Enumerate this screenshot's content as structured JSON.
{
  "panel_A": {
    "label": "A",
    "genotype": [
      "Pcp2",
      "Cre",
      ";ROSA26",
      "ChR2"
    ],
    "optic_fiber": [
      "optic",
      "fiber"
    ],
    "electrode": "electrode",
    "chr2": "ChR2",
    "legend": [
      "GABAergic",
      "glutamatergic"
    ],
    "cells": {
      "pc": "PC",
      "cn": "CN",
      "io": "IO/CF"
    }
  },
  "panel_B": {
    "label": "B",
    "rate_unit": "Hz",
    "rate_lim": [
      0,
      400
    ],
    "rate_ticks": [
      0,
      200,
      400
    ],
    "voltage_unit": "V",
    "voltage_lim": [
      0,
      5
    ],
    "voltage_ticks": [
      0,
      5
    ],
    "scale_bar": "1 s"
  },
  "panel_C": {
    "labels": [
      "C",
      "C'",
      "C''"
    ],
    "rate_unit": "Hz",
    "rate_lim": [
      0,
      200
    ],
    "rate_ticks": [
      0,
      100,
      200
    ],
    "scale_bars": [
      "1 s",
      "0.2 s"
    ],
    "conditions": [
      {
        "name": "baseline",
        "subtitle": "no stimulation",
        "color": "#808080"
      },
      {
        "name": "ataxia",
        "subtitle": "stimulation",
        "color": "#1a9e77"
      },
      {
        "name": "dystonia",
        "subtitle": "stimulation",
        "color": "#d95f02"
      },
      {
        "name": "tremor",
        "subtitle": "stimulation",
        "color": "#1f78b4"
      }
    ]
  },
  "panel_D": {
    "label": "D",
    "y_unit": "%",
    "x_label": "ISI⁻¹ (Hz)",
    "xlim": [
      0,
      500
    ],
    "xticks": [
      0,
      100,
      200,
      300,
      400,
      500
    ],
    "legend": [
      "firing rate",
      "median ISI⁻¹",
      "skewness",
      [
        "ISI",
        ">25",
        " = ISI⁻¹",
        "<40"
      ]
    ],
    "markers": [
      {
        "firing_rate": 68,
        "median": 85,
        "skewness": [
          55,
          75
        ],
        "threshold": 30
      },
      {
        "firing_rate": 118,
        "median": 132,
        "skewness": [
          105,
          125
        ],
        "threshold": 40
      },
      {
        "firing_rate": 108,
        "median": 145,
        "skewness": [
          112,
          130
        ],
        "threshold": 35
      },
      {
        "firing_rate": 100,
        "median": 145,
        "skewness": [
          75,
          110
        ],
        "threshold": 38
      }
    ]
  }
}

○ ○ ○ ○

* TASK OBJECTIVE *
What do the records say? Quote them all exactly.

* TASK SOLUTION *
Enumerate this screenshot's content as structured JSON.
{
  "panel_A": {
    "label": "A",
    "genotype": [
      "Pcp2",
      "Cre",
      ";ROSA26",
      "ChR2"
    ],
    "optic_fiber": [
      "optic",
      "fiber"
    ],
    "electrode": "electrode",
    "chr2": "ChR2",
    "legend": [
      "GABAergic",
      "glutamatergic"
    ],
    "cells": {
      "pc": "PC",
      "cn": "CN",
      "io": "IO/CF"
    }
  },
  "panel_B": {
    "label": "B",
    "rate_unit": "Hz",
    "rate_lim": [
      0,
      400
    ],
    "rate_ticks": [
      0,
      200,
      400
    ],
    "voltage_unit": "V",
    "voltage_lim": [
      0,
      5
    ],
    "voltage_ticks": [
      0,
      5
    ],
    "scale_bar": "1 s"
  },
  "panel_C": {
    "labels": [
      "C",
      "C'",
      "C''"
    ],
    "rate_unit": "Hz",
    "rate_lim": [
      0,
      200
    ],
    "rate_ticks": [
      0,
      100,
      200
    ],
    "scale_bars": [
      "1 s",
      "0.2 s"
    ],
    "conditions": [
      {
        "name": "baseline",
        "subtitle": "no stimulation",
        "color": "#808080"
      },
      {
        "name": "ataxia",
        "subtitle": "stimulation",
        "color": "#1a9e77"
      },
      {
        "name": "dystonia",
        "subtitle": "stimulation",
        "color": "#d95f02"
      },
      {
        "name": "tremor",
        "subtitle": "stimulation",
        "color": "#1f78b4"
      }
    ]
  },
  "panel_D": {
    "label": "D",
    "y_unit": "%",
    "x_label": "ISI⁻¹ (Hz)",
    "xlim": [
      0,
      500
    ],
    "xticks": [
      0,
      100,
      200,
      300,
      400,
      500
    ],
    "legend": [
      "firing rate",
      "median ISI⁻¹",
      "skewness",
      [
        "ISI",
        ">25",
        " = ISI⁻¹",
        "<40"
      ]
    ],
    "markers": [
      {
        "firing_rate": 68,
        "median": 85,
        "skewness": [
          55,
          75
        ],
        "threshold": 30
      },
      {
        "firing_rate": 118,
        "median": 132,
        "skewness": [
          105,
          125
        ],
        "threshold": 40
      },
      {
        "firing_rate": 108,
        "median": 145,
        "skewness": [
          112,
          130
        ],
        "threshold": 35
      },
      {
        "firing_rate": 100,
        "median": 145,
        "skewness": [
          75,
          110
        ],
        "threshold": 38
      }
    ]
  }
}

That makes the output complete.